-- SUPPLIED INFORMATION start --
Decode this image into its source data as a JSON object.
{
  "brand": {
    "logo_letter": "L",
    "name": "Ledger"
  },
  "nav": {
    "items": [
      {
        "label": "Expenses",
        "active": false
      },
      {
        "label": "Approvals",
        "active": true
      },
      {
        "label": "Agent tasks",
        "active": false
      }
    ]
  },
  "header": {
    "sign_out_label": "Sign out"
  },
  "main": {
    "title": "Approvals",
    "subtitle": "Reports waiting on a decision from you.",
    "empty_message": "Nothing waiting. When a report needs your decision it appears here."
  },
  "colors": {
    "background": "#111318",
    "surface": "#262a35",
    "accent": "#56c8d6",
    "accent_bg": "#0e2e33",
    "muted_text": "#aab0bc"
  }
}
-- SUPPLIED INFORMATION end --
**THE REQUEST**
Print back all the lines verbatim.

**RESPONSE BELOW**
Decode this image into its source data as a JSON object.
{
  "brand": {
    "logo_letter": "L",
    "name": "Ledger"
  },
  "nav": {
    "items": [
      {
        "label": "Expenses",
        "active": false
      },
      {
        "label": "Approvals",
        "active": true
      },
      {
        "label": "Agent tasks",
        "active": false
      }
    ]
  },
  "header": {
    "sign_out_label": "Sign out"
  },
  "main": {
    "title": "Approvals",
    "subtitle": "Reports waiting on a decision from you.",
    "empty_message": "Nothing waiting. When a report needs your decision it appears here."
  },
  "colors": {
    "background": "#111318",
    "surface": "#262a35",
    "accent": "#56c8d6",
    "accent_bg": "#0e2e33",
    "muted_text": "#aab0bc"
  }
}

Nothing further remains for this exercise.